:: Information ::
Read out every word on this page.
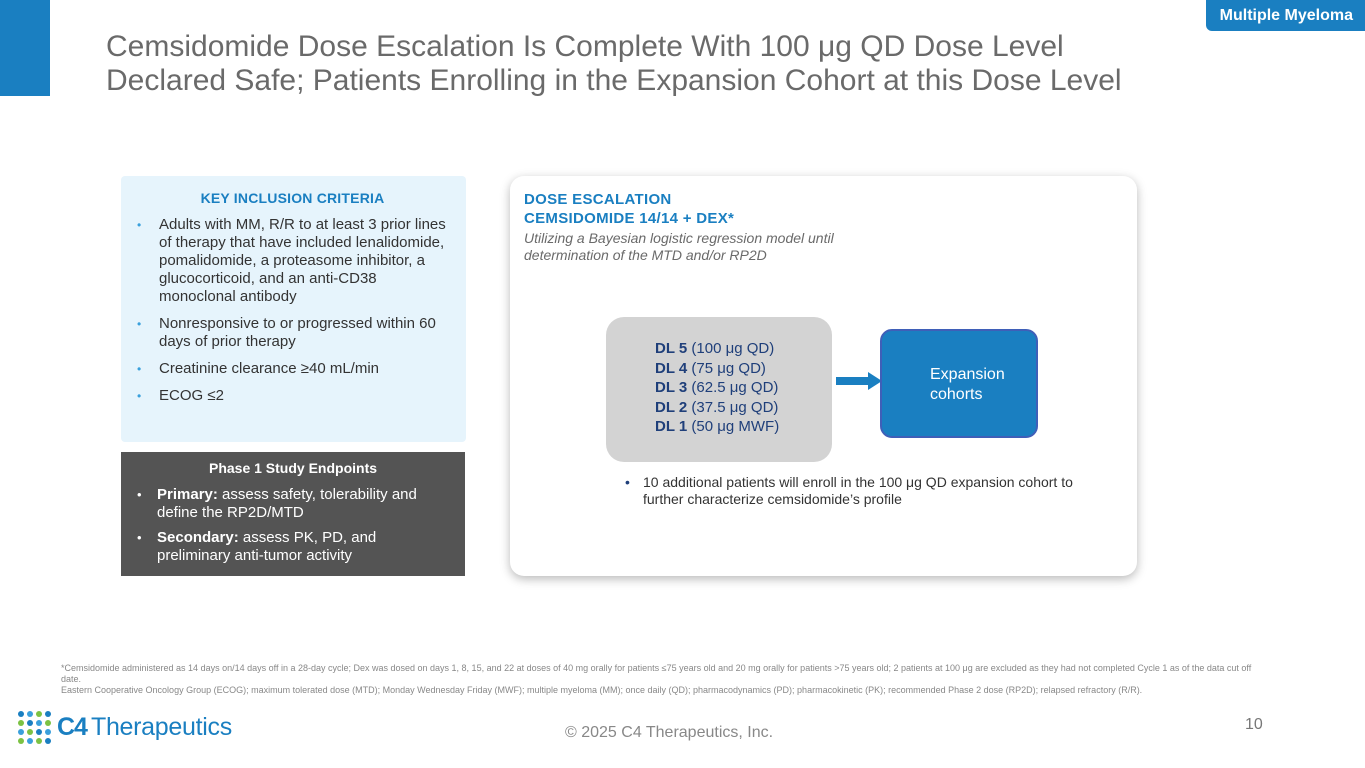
Multiple Myeloma
Cemsidomide Dose Escalation Is Complete With 100 μg QD Dose Level
Declared Safe; Patients Enrolling in the Expansion Cohort at this Dose Level
KEY INCLUSION CRITERIA
• Adults with MM, R/R to at least 3 prior lines of therapy that have included lenalidomide, pomalidomide, a proteasome inhibitor, a glucocorticoid, and an anti-CD38 monoclonal antibody
• Nonresponsive to or progressed within 60 days of prior therapy
• Creatinine clearance ≥40 mL/min
• ECOG ≤2
Phase 1 Study Endpoints
• Primary: assess safety, tolerability and define the RP2D/MTD
• Secondary: assess PK, PD, and preliminary anti-tumor activity
DOSE ESCALATION
CEMSIDOMIDE 14/14 + DEX*
Utilizing a Bayesian logistic regression model until determination of the MTD and/or RP2D
DL 5 (100 μg QD)
DL 4 (75 μg QD)
DL 3 (62.5 μg QD)
DL 2 (37.5 μg QD)
DL 1 (50 μg MWF)
Expansion
cohorts
• 10 additional patients will enroll in the 100 μg QD expansion cohort to further characterize cemsidomide’s profile

*Cemsidomide administered as 14 days on/14 days off in a 28-day cycle; Dex was dosed on days 1, 8, 15, and 22 at doses of 40 mg orally for patients ≤75 years old and 20 mg orally for patients >75 years old; 2 patients at 100 μg are excluded as they had not completed Cycle 1 as of the data cut off date.

Eastern Cooperative Oncology Group (ECOG); maximum tolerated dose (MTD); Monday Wednesday Friday (MWF); multiple myeloma (MM); once daily (QD); pharmacodynamics (PD); pharmacokinetic (PK); recommended Phase 2 dose (RP2D); relapsed refractory (R/R).

C4 Therapeutics	© 2025 C4 Therapeutics, Inc.	10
:::
▸ What the exercise asks: The answer should be a single number: the count of lines in the data that include the string "Level".

▸ Expected output: 2